─── GIVEN INFORMATION ───

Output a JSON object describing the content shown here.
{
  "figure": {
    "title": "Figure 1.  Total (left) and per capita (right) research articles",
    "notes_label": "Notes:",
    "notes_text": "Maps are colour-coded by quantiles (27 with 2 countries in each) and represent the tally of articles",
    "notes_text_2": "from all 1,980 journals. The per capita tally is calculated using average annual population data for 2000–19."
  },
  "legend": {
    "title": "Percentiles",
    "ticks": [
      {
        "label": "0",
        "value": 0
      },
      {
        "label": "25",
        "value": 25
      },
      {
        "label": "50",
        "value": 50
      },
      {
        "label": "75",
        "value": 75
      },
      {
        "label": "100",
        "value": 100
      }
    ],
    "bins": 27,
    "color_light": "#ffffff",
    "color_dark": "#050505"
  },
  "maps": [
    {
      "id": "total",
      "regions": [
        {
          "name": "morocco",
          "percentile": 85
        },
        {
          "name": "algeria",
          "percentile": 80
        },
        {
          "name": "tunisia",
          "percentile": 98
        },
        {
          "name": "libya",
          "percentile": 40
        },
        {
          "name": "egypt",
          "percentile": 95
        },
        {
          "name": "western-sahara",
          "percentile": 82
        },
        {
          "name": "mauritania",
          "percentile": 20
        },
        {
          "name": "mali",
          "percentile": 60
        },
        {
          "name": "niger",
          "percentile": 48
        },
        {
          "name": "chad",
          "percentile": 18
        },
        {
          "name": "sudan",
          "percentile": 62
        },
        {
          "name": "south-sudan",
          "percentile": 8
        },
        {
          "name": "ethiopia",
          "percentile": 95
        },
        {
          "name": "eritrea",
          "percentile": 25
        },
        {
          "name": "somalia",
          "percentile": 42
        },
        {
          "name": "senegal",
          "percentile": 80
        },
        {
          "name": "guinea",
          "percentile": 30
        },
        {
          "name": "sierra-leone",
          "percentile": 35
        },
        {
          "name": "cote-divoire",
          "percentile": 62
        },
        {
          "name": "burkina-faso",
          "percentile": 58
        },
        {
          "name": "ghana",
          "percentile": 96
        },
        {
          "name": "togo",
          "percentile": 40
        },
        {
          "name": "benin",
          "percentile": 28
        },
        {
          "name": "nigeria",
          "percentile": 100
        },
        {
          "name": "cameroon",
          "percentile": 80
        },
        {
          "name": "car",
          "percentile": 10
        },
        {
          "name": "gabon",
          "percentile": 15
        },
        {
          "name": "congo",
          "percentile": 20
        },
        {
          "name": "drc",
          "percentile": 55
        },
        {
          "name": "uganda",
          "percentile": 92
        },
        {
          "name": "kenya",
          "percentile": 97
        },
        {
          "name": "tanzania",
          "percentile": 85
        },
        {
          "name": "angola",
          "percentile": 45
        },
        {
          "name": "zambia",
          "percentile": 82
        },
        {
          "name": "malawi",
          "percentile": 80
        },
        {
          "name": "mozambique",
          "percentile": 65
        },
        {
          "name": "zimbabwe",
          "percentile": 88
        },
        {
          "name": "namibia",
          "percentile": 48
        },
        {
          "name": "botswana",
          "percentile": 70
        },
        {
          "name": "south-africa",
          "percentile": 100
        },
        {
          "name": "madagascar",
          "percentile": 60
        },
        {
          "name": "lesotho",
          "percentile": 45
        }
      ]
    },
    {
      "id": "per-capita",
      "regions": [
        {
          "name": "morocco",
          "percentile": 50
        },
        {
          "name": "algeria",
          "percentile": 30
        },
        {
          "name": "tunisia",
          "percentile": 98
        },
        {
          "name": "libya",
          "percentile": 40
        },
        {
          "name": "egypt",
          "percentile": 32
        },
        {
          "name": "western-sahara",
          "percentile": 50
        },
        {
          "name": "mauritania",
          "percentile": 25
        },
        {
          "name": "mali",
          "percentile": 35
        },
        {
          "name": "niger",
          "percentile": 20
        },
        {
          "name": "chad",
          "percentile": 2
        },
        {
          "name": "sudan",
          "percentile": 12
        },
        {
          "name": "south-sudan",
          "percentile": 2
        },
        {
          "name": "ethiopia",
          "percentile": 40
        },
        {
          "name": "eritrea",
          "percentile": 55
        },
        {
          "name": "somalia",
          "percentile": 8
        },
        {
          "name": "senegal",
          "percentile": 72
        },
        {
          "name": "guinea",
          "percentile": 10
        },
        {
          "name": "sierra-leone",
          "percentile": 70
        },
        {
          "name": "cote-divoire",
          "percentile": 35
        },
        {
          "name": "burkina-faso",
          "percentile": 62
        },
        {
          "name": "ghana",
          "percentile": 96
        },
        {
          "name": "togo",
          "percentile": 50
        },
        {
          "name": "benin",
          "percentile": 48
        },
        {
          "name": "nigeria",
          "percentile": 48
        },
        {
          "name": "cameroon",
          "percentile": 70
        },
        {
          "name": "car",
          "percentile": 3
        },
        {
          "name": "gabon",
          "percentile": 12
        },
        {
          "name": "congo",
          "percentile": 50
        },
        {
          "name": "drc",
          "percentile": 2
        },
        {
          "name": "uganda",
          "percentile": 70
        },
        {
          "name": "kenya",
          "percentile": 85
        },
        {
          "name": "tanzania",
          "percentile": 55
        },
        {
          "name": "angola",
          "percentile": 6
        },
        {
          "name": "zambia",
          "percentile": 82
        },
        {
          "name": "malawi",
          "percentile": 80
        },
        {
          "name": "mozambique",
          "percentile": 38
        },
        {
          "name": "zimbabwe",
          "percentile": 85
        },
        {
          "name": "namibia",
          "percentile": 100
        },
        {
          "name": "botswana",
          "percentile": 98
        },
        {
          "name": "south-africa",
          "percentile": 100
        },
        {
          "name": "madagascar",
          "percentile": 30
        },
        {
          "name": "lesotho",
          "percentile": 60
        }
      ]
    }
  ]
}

───

All lines of the data above that include the word "value" must be shown.

        "value": 0
        "value": 25
        "value": 50
        "value": 75
        "value": 100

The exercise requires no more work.